■ Instructions for the task: Count how many lines below contain the word "South", then give that number alone.

■ Source data:

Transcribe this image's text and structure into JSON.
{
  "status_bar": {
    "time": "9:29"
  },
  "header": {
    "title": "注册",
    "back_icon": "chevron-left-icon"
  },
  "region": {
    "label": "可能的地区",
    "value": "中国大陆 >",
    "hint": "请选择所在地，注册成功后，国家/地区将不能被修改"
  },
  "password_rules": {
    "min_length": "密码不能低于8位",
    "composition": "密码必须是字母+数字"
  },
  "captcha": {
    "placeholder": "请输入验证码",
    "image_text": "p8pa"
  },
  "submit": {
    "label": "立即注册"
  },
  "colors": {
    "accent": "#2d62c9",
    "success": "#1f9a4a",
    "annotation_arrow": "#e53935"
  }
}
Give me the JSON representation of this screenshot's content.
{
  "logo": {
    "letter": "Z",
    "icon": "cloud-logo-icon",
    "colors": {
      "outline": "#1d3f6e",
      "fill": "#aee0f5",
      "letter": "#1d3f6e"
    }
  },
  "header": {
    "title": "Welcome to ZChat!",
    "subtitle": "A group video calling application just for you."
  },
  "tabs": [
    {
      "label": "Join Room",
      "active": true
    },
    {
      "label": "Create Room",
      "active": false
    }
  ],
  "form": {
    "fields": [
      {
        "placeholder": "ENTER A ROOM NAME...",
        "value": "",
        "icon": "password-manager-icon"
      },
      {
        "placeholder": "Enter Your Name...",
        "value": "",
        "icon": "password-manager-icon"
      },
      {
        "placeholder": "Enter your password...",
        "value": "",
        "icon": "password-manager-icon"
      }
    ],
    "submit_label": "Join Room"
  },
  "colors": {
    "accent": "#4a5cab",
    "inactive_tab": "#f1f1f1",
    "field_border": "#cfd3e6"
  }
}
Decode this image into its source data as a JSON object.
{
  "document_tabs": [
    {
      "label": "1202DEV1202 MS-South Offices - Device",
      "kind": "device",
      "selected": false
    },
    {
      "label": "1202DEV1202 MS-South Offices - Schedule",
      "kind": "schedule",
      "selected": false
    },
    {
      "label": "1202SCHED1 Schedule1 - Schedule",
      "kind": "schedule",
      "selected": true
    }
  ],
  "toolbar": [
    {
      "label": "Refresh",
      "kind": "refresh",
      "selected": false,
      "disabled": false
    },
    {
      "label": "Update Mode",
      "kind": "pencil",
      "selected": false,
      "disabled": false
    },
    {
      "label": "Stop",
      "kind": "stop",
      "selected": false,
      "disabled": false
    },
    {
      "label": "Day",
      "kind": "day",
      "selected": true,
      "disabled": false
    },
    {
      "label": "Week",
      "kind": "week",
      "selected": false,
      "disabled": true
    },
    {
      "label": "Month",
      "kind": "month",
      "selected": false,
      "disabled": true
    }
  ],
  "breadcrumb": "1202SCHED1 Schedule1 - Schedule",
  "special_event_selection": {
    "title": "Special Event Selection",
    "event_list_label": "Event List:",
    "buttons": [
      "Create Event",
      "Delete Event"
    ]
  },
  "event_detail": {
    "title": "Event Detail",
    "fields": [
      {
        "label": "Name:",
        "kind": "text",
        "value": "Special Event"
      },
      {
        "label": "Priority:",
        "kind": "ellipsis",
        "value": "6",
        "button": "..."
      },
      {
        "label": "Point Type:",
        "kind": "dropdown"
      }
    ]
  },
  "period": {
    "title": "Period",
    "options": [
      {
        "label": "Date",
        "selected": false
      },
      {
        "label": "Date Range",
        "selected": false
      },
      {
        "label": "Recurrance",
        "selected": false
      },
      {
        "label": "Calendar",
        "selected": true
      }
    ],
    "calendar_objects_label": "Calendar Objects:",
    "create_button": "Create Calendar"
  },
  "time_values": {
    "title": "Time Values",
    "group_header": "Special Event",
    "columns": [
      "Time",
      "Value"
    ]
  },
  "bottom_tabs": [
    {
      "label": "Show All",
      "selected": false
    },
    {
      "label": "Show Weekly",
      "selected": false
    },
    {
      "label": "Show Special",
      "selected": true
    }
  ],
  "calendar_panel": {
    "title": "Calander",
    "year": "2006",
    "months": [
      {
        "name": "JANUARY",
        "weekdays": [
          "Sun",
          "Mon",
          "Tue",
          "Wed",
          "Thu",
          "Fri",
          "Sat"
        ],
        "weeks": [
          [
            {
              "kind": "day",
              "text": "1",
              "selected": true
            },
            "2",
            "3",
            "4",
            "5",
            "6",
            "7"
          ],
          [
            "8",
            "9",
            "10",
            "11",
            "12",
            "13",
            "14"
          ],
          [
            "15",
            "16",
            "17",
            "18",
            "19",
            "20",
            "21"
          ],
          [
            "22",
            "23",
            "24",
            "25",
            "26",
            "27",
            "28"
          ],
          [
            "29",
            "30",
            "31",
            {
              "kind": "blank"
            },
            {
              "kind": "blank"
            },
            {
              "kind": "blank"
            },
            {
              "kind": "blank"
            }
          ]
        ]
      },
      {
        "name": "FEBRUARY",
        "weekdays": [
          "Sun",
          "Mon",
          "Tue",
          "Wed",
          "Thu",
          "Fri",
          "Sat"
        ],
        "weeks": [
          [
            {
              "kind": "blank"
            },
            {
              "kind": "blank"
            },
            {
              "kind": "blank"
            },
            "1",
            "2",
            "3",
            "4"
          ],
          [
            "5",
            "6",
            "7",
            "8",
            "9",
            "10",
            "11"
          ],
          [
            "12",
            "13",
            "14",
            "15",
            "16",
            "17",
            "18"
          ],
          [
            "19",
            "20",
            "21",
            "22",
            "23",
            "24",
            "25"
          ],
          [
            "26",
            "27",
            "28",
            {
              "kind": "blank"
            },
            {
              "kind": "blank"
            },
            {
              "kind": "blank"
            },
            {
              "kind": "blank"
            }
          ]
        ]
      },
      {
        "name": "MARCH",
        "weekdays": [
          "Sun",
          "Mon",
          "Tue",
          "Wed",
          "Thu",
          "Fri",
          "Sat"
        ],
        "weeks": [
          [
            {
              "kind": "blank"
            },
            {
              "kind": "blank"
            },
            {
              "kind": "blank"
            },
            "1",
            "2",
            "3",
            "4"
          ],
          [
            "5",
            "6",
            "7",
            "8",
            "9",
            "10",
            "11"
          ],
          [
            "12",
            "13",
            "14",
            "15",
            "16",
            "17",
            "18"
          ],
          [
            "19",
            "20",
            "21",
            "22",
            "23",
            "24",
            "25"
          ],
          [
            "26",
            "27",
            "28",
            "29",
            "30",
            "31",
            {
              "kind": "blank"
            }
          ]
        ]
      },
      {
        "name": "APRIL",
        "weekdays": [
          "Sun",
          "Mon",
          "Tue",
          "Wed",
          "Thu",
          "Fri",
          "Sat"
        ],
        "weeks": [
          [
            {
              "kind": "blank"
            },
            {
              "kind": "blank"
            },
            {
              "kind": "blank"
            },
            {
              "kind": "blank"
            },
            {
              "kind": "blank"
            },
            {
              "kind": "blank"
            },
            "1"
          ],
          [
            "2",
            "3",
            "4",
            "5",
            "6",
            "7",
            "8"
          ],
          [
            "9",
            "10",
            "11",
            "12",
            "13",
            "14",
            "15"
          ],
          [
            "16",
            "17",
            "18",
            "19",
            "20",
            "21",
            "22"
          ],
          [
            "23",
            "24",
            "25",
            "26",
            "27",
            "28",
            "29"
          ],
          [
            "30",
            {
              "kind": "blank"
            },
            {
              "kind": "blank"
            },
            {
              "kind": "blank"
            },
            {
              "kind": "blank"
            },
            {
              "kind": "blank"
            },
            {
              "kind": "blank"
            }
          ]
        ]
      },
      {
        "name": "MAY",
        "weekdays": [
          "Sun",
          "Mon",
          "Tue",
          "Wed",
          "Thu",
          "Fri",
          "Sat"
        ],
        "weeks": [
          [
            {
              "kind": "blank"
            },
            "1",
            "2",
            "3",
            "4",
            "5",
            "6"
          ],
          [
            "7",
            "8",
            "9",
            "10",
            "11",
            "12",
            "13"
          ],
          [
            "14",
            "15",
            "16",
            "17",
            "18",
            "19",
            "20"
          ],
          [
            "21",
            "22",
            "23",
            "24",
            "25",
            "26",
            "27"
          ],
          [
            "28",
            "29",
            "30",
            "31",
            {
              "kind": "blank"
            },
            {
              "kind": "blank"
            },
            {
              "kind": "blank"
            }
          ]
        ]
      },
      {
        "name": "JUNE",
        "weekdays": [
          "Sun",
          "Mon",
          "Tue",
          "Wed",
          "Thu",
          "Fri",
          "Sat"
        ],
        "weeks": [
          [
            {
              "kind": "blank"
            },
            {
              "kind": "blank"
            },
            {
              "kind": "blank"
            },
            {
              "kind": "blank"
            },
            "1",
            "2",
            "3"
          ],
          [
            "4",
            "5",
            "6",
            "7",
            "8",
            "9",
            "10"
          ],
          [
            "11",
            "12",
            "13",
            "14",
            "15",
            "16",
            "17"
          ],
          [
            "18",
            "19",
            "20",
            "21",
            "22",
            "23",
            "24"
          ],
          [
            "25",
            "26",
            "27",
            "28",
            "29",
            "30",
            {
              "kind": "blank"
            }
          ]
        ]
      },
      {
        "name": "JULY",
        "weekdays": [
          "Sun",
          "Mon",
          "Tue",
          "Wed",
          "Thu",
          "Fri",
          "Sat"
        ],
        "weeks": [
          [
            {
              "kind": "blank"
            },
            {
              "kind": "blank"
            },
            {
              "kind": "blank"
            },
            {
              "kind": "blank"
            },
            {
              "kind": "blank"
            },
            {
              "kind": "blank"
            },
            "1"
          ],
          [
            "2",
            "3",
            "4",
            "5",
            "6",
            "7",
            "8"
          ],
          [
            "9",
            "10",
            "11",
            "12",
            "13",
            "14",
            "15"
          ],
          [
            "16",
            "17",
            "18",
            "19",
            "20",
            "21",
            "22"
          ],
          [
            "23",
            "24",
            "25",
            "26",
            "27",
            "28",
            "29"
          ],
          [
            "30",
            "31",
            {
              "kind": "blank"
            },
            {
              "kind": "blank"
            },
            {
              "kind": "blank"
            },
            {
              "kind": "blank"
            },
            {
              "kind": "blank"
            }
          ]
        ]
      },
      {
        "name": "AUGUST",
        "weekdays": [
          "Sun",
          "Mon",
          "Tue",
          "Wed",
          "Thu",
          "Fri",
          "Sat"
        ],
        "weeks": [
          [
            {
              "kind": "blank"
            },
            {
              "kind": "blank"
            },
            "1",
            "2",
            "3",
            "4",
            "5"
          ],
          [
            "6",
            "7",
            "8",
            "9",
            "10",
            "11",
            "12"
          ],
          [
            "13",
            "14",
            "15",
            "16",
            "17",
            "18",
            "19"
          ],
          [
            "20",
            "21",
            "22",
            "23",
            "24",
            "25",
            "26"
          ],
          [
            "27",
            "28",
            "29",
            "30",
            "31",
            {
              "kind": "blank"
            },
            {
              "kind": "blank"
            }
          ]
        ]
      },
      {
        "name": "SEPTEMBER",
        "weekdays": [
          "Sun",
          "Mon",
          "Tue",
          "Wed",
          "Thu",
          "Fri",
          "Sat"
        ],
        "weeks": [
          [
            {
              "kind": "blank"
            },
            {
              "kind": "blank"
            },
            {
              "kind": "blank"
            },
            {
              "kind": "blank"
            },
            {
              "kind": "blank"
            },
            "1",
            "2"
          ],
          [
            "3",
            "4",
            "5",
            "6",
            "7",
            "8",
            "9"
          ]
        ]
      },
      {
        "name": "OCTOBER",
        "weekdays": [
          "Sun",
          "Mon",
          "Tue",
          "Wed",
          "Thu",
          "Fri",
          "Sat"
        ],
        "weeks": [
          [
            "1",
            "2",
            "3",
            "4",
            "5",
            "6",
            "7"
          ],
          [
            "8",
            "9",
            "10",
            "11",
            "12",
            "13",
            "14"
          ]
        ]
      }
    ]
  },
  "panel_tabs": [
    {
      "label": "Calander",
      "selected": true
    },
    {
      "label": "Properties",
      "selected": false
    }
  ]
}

■ Written response: 2